_SUPPLIED TEXT:_
=== Begin Enclosure ===

Reports Information : The VA Smalltalk Reports feature : VA Smalltalk Reports concepts
VA Smalltalk Reports concepts
When you create a reporting application, you need to consider several design options that affect how you create, reuse, and test your reports.
Creating report parts
There are two ways to add reports to an applications:
In the visual part for your application, you can drop a Report Shell part onto the Composition Editor next to your window part. If you construct a report this way, you can make direct connections between your report part and the other visual and nonvisual parts in your application.
Create a separate, reusable report primary part. This way of creating reports gives you greater flexibility in changing and reusing reports. If you construct a report this way, then you also need to provide a way of passing information from your visual part to your report part. In general, you do this using variables as follows:
Create separate visual and report parts in your application.
For each object that you want to report on, add a variable to the report part and promote the variable as an attribute in the report part's public interface.
In the visual part, use the Options ==> Add Part menu option on the Composition Editor to add the report part to your visual part.
Connect the objects in your visual part to the attribute that represents the object in the report part.
In the sample application that you will construct in this book, you will see two examples of passing information between a visual part and a report part:
Passing a value from the visual part to be used as a host variable in a database query in the report part
Passing an ordered collection created in a visual part into a report part
Testing report parts
If a report requires that information be passed to it from another part, you need to be careful about how you test it. You need to either test it from the visual part, so that you can pass the information to the report from the user interface, or create an initialization method in the report part with sample data to be passed to the report.

=== End Enclosure ===

Records in a dataset
=== Begin Enclosure ===

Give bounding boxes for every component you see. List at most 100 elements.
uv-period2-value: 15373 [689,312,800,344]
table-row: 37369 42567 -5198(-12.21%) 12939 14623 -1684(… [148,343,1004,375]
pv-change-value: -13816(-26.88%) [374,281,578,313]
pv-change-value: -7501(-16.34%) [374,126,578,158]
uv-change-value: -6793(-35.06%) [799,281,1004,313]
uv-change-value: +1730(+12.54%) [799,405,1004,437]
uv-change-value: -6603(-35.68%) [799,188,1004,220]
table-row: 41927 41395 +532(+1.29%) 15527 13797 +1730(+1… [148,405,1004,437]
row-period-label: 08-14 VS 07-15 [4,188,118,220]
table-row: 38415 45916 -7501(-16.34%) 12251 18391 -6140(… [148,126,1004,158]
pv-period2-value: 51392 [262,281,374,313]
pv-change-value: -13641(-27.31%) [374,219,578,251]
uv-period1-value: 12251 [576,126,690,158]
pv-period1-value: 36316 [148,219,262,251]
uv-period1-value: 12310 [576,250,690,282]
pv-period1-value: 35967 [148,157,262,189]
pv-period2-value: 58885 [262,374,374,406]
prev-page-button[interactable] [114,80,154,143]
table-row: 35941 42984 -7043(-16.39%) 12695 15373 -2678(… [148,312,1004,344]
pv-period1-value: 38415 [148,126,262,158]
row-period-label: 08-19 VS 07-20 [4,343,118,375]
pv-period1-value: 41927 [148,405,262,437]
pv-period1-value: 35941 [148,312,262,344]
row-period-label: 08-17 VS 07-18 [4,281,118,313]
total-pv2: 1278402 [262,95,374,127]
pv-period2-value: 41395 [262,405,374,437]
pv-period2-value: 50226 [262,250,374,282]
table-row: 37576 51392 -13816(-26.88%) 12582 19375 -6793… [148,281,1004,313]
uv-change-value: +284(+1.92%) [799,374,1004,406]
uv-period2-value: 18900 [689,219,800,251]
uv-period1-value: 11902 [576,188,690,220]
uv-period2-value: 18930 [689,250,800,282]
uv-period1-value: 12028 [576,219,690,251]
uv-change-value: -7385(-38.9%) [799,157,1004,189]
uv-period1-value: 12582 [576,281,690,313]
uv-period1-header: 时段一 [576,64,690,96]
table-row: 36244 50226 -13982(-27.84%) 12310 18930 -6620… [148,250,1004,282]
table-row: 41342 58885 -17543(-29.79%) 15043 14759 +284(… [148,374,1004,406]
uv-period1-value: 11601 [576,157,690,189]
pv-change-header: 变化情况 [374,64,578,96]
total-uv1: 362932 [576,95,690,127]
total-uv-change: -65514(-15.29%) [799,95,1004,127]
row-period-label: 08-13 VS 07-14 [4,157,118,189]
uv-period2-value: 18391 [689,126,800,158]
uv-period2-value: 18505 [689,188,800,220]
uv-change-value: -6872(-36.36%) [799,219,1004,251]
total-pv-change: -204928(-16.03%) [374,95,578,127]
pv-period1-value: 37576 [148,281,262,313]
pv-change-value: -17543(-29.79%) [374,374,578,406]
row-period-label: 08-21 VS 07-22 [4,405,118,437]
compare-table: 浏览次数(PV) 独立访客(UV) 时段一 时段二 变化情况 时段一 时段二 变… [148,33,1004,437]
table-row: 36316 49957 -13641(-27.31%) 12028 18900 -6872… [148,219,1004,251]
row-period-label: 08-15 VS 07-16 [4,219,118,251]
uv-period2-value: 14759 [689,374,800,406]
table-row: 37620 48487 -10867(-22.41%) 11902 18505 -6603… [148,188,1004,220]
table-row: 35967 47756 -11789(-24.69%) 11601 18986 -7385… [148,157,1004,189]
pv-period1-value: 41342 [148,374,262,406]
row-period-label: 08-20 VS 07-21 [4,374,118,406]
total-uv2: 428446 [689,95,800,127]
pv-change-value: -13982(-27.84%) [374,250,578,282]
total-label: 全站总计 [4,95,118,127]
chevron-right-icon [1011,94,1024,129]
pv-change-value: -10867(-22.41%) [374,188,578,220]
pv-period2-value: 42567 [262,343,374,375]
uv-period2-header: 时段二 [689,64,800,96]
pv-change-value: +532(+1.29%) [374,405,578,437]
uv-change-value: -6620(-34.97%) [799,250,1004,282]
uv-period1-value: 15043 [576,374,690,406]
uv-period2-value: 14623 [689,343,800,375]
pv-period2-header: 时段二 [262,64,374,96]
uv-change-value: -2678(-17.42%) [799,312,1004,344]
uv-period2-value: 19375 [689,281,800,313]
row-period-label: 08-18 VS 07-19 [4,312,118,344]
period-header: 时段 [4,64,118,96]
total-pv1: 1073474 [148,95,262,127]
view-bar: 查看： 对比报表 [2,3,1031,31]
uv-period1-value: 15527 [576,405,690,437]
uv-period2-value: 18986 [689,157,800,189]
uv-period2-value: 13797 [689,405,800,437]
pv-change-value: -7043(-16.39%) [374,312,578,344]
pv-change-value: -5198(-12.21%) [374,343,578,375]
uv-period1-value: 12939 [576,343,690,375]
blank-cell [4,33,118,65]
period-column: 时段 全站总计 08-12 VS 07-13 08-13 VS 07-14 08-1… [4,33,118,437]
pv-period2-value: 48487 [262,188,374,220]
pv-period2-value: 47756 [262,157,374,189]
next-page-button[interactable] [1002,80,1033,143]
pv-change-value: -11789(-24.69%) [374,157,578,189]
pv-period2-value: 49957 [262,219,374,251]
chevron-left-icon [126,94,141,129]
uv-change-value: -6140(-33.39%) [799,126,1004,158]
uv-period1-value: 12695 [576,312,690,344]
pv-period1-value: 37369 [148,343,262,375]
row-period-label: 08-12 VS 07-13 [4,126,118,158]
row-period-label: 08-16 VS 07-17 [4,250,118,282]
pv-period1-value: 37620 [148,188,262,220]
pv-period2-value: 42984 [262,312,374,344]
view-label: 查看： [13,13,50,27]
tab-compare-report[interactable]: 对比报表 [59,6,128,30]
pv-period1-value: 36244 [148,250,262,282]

=== End Enclosure ===

_WHAT IS REQUIRED:_ Reproduce the passage of the text on VA Smalltalk Reports concepts from "Create a separate, reusable" up to and including "the report part.", substituting "property" for each occurrence of "attribute".

_EXPECTED ANSWER:_
Create a separate, reusable report primary part. This way of creating reports gives you greater flexibility in changing and reusing reports. If you construct a report this way, then you also need to provide a way of passing information from your visual part to your report part. In general, you do this using variables as follows:
Create separate visual and report parts in your application.
For each object that you want to report on, add a variable to the report part and promote the variable as an property in the report part's public interface.
In the visual part, use the Options ==> Add Part menu option on the Composition Editor to add the report part to your visual part.
Connect the objects in your visual part to the property that represents the object in the report part.